Records:
--------------------------------

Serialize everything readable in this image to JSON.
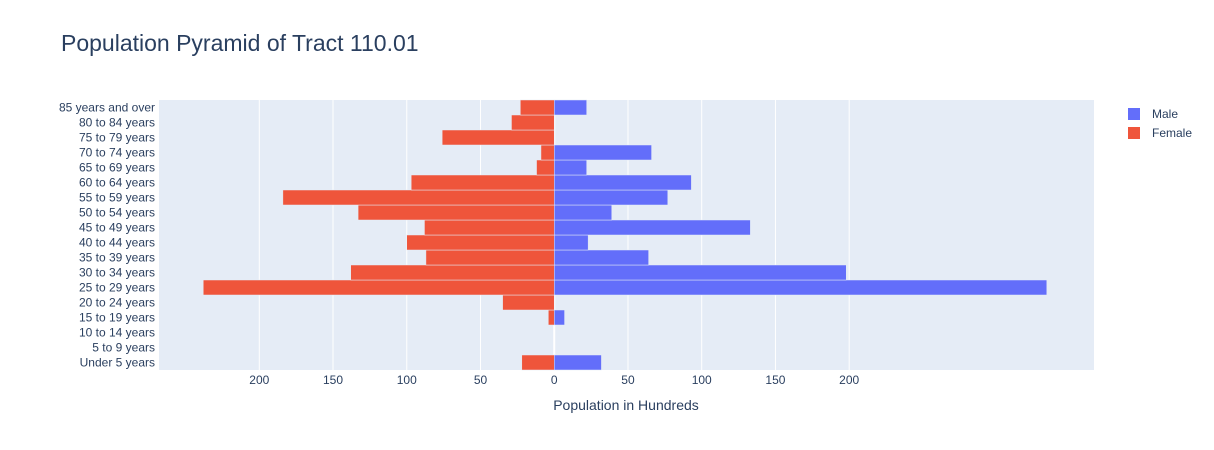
{
  "chart_data": {
    "type": "bar",
    "orientation": "horizontal",
    "title": "Population Pyramid of Tract 110.01",
    "xlabel": "Population in Hundreds",
    "ylabel": "",
    "categories": [
      "Under 5 years",
      "5 to 9 years",
      "10 to 14 years",
      "15 to 19 years",
      "20 to 24 years",
      "25 to 29 years",
      "30 to 34 years",
      "35 to 39 years",
      "40 to 44 years",
      "45 to 49 years",
      "50 to 54 years",
      "55 to 59 years",
      "60 to 64 years",
      "65 to 69 years",
      "70 to 74 years",
      "75 to 79 years",
      "80 to 84 years",
      "85 years and over"
    ],
    "series": [
      {
        "name": "Male",
        "color": "#636efa",
        "values": [
          32,
          0,
          0,
          7,
          0,
          334,
          198,
          64,
          23,
          133,
          39,
          77,
          93,
          22,
          66,
          0,
          0,
          22
        ]
      },
      {
        "name": "Female",
        "color": "#ef553b",
        "values": [
          22,
          0,
          0,
          4,
          35,
          238,
          138,
          87,
          100,
          88,
          133,
          184,
          97,
          12,
          9,
          76,
          29,
          23
        ]
      }
    ],
    "female_plotted_negative": true,
    "x_tick_labels": [
      "200",
      "150",
      "100",
      "50",
      "0",
      "50",
      "100",
      "150",
      "200"
    ],
    "x_tick_values": [
      -200,
      -150,
      -100,
      -50,
      0,
      50,
      100,
      150,
      200
    ],
    "xlim": [
      -268,
      366
    ],
    "legend_position": "top-right",
    "grid": true,
    "plot_background": "#e5ecf6"
  }
}
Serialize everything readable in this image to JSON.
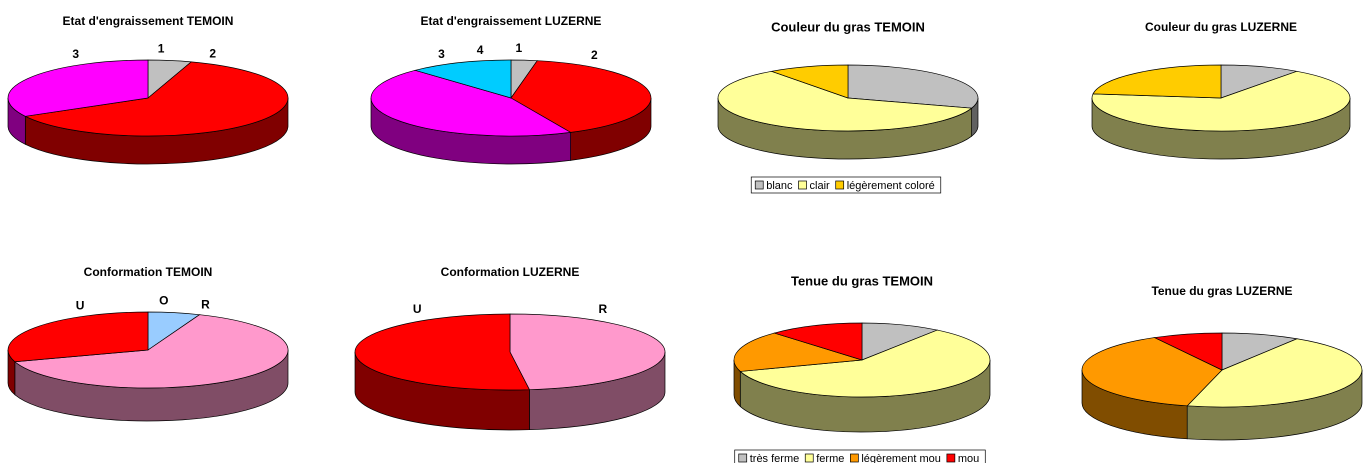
{
  "chart_data": [
    {
      "type": "pie",
      "title": "Etat d'engraissement TEMOIN",
      "categories": [
        "1",
        "2",
        "3"
      ],
      "values": [
        5,
        62,
        33
      ],
      "colors": [
        "#c0c0c0",
        "#ff0000",
        "#ff00ff"
      ]
    },
    {
      "type": "pie",
      "title": "Etat d'engraissement LUZERNE",
      "categories": [
        "1",
        "2",
        "3",
        "4"
      ],
      "values": [
        3,
        40,
        45,
        12
      ],
      "colors": [
        "#c0c0c0",
        "#ff0000",
        "#ff00ff",
        "#00ccff"
      ]
    },
    {
      "type": "pie",
      "title": "Couleur du gras TEMOIN",
      "categories": [
        "blanc",
        "clair",
        "légèrement coloré"
      ],
      "values": [
        30,
        60,
        10
      ],
      "colors": [
        "#c0c0c0",
        "#ffff99",
        "#ffcc00"
      ],
      "legend": "bottom"
    },
    {
      "type": "pie",
      "title": "Couleur du gras LUZERNE",
      "values": [
        10,
        67,
        23
      ],
      "colors": [
        "#c0c0c0",
        "#ffff99",
        "#ffcc00"
      ]
    },
    {
      "type": "pie",
      "title": "Conformation TEMOIN",
      "categories": [
        "O",
        "R",
        "U"
      ],
      "values": [
        6,
        64,
        30
      ],
      "colors": [
        "#99ccff",
        "#ff99cc",
        "#ff0000"
      ]
    },
    {
      "type": "pie",
      "title": "Conformation LUZERNE",
      "categories": [
        "R",
        "U"
      ],
      "values": [
        48,
        52
      ],
      "colors": [
        "#ff99cc",
        "#ff0000"
      ]
    },
    {
      "type": "pie",
      "title": "Tenue du gras TEMOIN",
      "categories": [
        "très ferme",
        "ferme",
        "légèrement mou",
        "mou"
      ],
      "values": [
        10,
        60,
        18,
        12
      ],
      "colors": [
        "#c0c0c0",
        "#ffff99",
        "#ff9900",
        "#ff0000"
      ],
      "legend": "bottom"
    },
    {
      "type": "pie",
      "title": "Tenue du gras LUZERNE",
      "values": [
        9,
        45,
        38,
        8
      ],
      "colors": [
        "#c0c0c0",
        "#ffff99",
        "#ff9900",
        "#ff0000"
      ]
    }
  ]
}
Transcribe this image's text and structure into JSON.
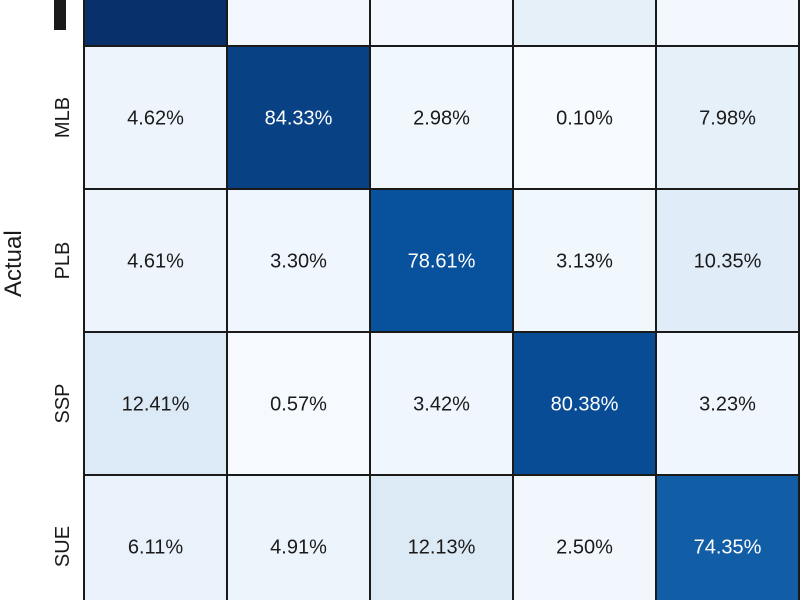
{
  "chart_data": {
    "type": "heatmap",
    "ylabel": "Actual",
    "rows": [
      "MLB",
      "PLB",
      "SSP",
      "SUE"
    ],
    "values": [
      [
        4.62,
        84.33,
        2.98,
        0.1,
        7.98
      ],
      [
        4.61,
        3.3,
        78.61,
        3.13,
        10.35
      ],
      [
        12.41,
        0.57,
        3.42,
        80.38,
        3.23
      ],
      [
        6.11,
        4.91,
        12.13,
        2.5,
        74.35
      ]
    ],
    "cell_labels": [
      [
        "4.62%",
        "84.33%",
        "2.98%",
        "0.10%",
        "7.98%"
      ],
      [
        "4.61%",
        "3.30%",
        "78.61%",
        "3.13%",
        "10.35%"
      ],
      [
        "12.41%",
        "0.57%",
        "3.42%",
        "80.38%",
        "3.23%"
      ],
      [
        "6.11%",
        "4.91%",
        "12.13%",
        "2.50%",
        "74.35%"
      ]
    ],
    "partial_top_row_values": [
      90,
      2,
      2,
      8,
      2
    ],
    "colormap": "Blues",
    "colors": {
      "low": "#f7fbff",
      "high": "#08306b",
      "grid": "#1a1a1a",
      "dark_text": "#1a1a1a",
      "light_text": "#ffffff"
    }
  }
}
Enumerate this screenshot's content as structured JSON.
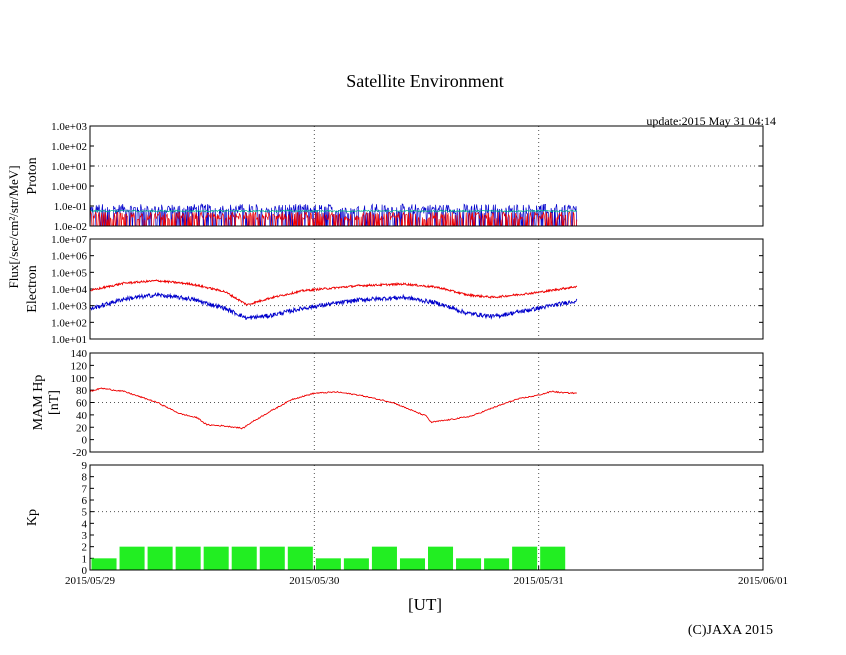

--------------------------------

GIVEN EXERCISE. Reproduce the material word for word. Any pictures should be left out of the copy.

RESPONSE TO THE EXERCISE.
Serialize everything readable in this image to JSON.
{
  "chart_data": {
    "type": "bar",
    "orientation": "horizontal",
    "title": "Population Pyramid of Tract 110.01",
    "xlabel": "Population in Hundreds",
    "ylabel": "",
    "categories": [
      "Under 5 years",
      "5 to 9 years",
      "10 to 14 years",
      "15 to 19 years",
      "20 to 24 years",
      "25 to 29 years",
      "30 to 34 years",
      "35 to 39 years",
      "40 to 44 years",
      "45 to 49 years",
      "50 to 54 years",
      "55 to 59 years",
      "60 to 64 years",
      "65 to 69 years",
      "70 to 74 years",
      "75 to 79 years",
      "80 to 84 years",
      "85 years and over"
    ],
    "series": [
      {
        "name": "Male",
        "color": "#636efa",
        "values": [
          32,
          0,
          0,
          7,
          0,
          334,
          198,
          64,
          23,
          133,
          39,
          77,
          93,
          22,
          66,
          0,
          0,
          22
        ]
      },
      {
        "name": "Female",
        "color": "#ef553b",
        "values": [
          22,
          0,
          0,
          4,
          35,
          238,
          138,
          87,
          100,
          88,
          133,
          184,
          97,
          12,
          9,
          76,
          29,
          23
        ]
      }
    ],
    "female_plotted_negative": true,
    "x_tick_labels": [
      "200",
      "150",
      "100",
      "50",
      "0",
      "50",
      "100",
      "150",
      "200"
    ],
    "x_tick_values": [
      -200,
      -150,
      -100,
      -50,
      0,
      50,
      100,
      150,
      200
    ],
    "xlim": [
      -268,
      366
    ],
    "legend_position": "top-right",
    "grid": true,
    "plot_background": "#e5ecf6"
  }
}
Serialize everything readable in this image to JSON.
{
  "chart_data": [
    {
      "type": "pie",
      "title": "Etat d'engraissement TEMOIN",
      "categories": [
        "1",
        "2",
        "3"
      ],
      "values": [
        5,
        62,
        33
      ],
      "colors": [
        "#c0c0c0",
        "#ff0000",
        "#ff00ff"
      ]
    },
    {
      "type": "pie",
      "title": "Etat d'engraissement LUZERNE",
      "categories": [
        "1",
        "2",
        "3",
        "4"
      ],
      "values": [
        3,
        40,
        45,
        12
      ],
      "colors": [
        "#c0c0c0",
        "#ff0000",
        "#ff00ff",
        "#00ccff"
      ]
    },
    {
      "type": "pie",
      "title": "Couleur du gras TEMOIN",
      "categories": [
        "blanc",
        "clair",
        "légèrement coloré"
      ],
      "values": [
        30,
        60,
        10
      ],
      "colors": [
        "#c0c0c0",
        "#ffff99",
        "#ffcc00"
      ],
      "legend": "bottom"
    },
    {
      "type": "pie",
      "title": "Couleur du gras LUZERNE",
      "values": [
        10,
        67,
        23
      ],
      "colors": [
        "#c0c0c0",
        "#ffff99",
        "#ffcc00"
      ]
    },
    {
      "type": "pie",
      "title": "Conformation TEMOIN",
      "categories": [
        "O",
        "R",
        "U"
      ],
      "values": [
        6,
        64,
        30
      ],
      "colors": [
        "#99ccff",
        "#ff99cc",
        "#ff0000"
      ]
    },
    {
      "type": "pie",
      "title": "Conformation LUZERNE",
      "categories": [
        "R",
        "U"
      ],
      "values": [
        48,
        52
      ],
      "colors": [
        "#ff99cc",
        "#ff0000"
      ]
    },
    {
      "type": "pie",
      "title": "Tenue du gras TEMOIN",
      "categories": [
        "très ferme",
        "ferme",
        "légèrement mou",
        "mou"
      ],
      "values": [
        10,
        60,
        18,
        12
      ],
      "colors": [
        "#c0c0c0",
        "#ffff99",
        "#ff9900",
        "#ff0000"
      ],
      "legend": "bottom"
    },
    {
      "type": "pie",
      "title": "Tenue du gras LUZERNE",
      "values": [
        9,
        45,
        38,
        8
      ],
      "colors": [
        "#c0c0c0",
        "#ffff99",
        "#ff9900",
        "#ff0000"
      ]
    }
  ]
}
Transcribe this image's text and structure into JSON.
{
  "chart_data": {
    "type": "heatmap",
    "ylabel": "Actual",
    "rows": [
      "MLB",
      "PLB",
      "SSP",
      "SUE"
    ],
    "values": [
      [
        4.62,
        84.33,
        2.98,
        0.1,
        7.98
      ],
      [
        4.61,
        3.3,
        78.61,
        3.13,
        10.35
      ],
      [
        12.41,
        0.57,
        3.42,
        80.38,
        3.23
      ],
      [
        6.11,
        4.91,
        12.13,
        2.5,
        74.35
      ]
    ],
    "cell_labels": [
      [
        "4.62%",
        "84.33%",
        "2.98%",
        "0.10%",
        "7.98%"
      ],
      [
        "4.61%",
        "3.30%",
        "78.61%",
        "3.13%",
        "10.35%"
      ],
      [
        "12.41%",
        "0.57%",
        "3.42%",
        "80.38%",
        "3.23%"
      ],
      [
        "6.11%",
        "4.91%",
        "12.13%",
        "2.50%",
        "74.35%"
      ]
    ],
    "partial_top_row_values": [
      90,
      2,
      2,
      8,
      2
    ],
    "colormap": "Blues",
    "colors": {
      "low": "#f7fbff",
      "high": "#08306b",
      "grid": "#1a1a1a",
      "dark_text": "#1a1a1a",
      "light_text": "#ffffff"
    }
  }
}
Enumerate this screenshot's content as structured JSON.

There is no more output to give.